WHAT IS EXPECTED
Reproduce the listing word for word. Skip any image.

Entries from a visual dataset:
######
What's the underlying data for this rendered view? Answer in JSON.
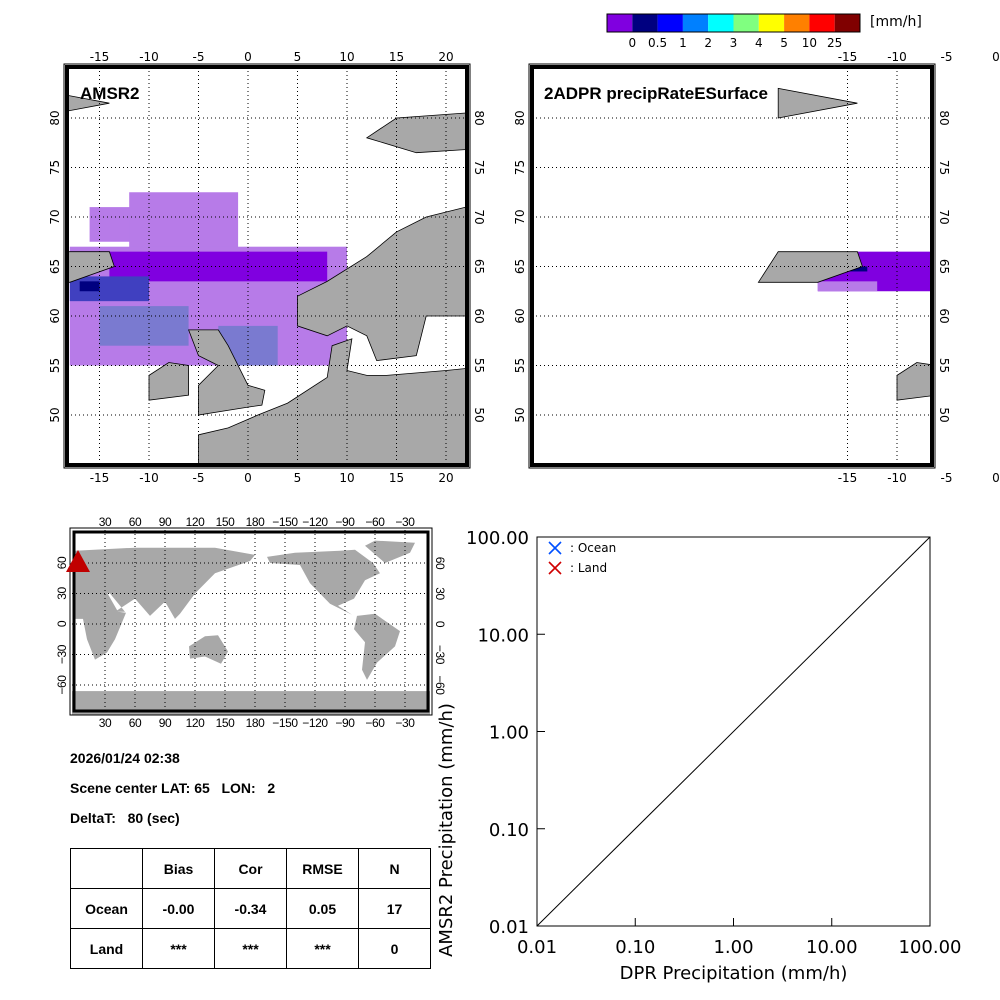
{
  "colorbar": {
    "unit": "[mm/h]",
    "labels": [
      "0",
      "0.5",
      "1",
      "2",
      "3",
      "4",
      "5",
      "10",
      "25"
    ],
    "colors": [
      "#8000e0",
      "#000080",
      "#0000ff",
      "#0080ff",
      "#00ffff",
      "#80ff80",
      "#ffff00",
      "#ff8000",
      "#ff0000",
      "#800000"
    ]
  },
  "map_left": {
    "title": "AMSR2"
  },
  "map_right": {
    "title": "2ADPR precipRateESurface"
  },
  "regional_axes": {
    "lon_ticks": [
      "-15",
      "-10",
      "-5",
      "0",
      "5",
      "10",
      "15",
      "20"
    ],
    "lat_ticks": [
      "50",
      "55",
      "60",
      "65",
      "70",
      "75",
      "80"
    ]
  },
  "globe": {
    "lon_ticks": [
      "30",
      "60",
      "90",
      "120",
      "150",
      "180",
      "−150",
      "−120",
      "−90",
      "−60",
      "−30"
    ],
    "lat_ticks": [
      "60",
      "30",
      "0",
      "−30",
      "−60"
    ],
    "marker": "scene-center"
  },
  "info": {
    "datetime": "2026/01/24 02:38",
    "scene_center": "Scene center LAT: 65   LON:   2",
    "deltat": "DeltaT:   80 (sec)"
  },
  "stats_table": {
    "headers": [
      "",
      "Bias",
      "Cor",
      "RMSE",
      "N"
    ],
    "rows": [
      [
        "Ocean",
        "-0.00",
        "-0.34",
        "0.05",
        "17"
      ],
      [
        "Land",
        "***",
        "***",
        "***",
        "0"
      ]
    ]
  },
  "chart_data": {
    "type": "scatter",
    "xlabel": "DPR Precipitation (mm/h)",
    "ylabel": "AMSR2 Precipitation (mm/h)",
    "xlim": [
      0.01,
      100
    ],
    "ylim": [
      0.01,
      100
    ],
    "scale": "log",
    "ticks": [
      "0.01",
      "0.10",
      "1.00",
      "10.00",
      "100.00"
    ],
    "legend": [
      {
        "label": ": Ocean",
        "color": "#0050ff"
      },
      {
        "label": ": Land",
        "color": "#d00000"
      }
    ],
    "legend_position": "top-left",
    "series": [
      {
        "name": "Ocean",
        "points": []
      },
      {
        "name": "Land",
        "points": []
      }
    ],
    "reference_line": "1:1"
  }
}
######
RESPONSE
What's the underlying data for this rendered view? Answer in JSON.
{
  "colorbar": {
    "unit": "[mm/h]",
    "labels": [
      "0",
      "0.5",
      "1",
      "2",
      "3",
      "4",
      "5",
      "10",
      "25"
    ],
    "colors": [
      "#8000e0",
      "#000080",
      "#0000ff",
      "#0080ff",
      "#00ffff",
      "#80ff80",
      "#ffff00",
      "#ff8000",
      "#ff0000",
      "#800000"
    ]
  },
  "map_left": {
    "title": "AMSR2"
  },
  "map_right": {
    "title": "2ADPR precipRateESurface"
  },
  "regional_axes": {
    "lon_ticks": [
      "-15",
      "-10",
      "-5",
      "0",
      "5",
      "10",
      "15",
      "20"
    ],
    "lat_ticks": [
      "50",
      "55",
      "60",
      "65",
      "70",
      "75",
      "80"
    ]
  },
  "globe": {
    "lon_ticks": [
      "30",
      "60",
      "90",
      "120",
      "150",
      "180",
      "−150",
      "−120",
      "−90",
      "−60",
      "−30"
    ],
    "lat_ticks": [
      "60",
      "30",
      "0",
      "−30",
      "−60"
    ],
    "marker": "scene-center"
  },
  "info": {
    "datetime": "2026/01/24 02:38",
    "scene_center": "Scene center LAT: 65   LON:   2",
    "deltat": "DeltaT:   80 (sec)"
  },
  "stats_table": {
    "headers": [
      "",
      "Bias",
      "Cor",
      "RMSE",
      "N"
    ],
    "rows": [
      [
        "Ocean",
        "-0.00",
        "-0.34",
        "0.05",
        "17"
      ],
      [
        "Land",
        "***",
        "***",
        "***",
        "0"
      ]
    ]
  },
  "chart_data": {
    "type": "scatter",
    "xlabel": "DPR Precipitation (mm/h)",
    "ylabel": "AMSR2 Precipitation (mm/h)",
    "xlim": [
      0.01,
      100
    ],
    "ylim": [
      0.01,
      100
    ],
    "scale": "log",
    "ticks": [
      "0.01",
      "0.10",
      "1.00",
      "10.00",
      "100.00"
    ],
    "legend": [
      {
        "label": ": Ocean",
        "color": "#0050ff"
      },
      {
        "label": ": Land",
        "color": "#d00000"
      }
    ],
    "legend_position": "top-left",
    "series": [
      {
        "name": "Ocean",
        "points": []
      },
      {
        "name": "Land",
        "points": []
      }
    ],
    "reference_line": "1:1"
  }
}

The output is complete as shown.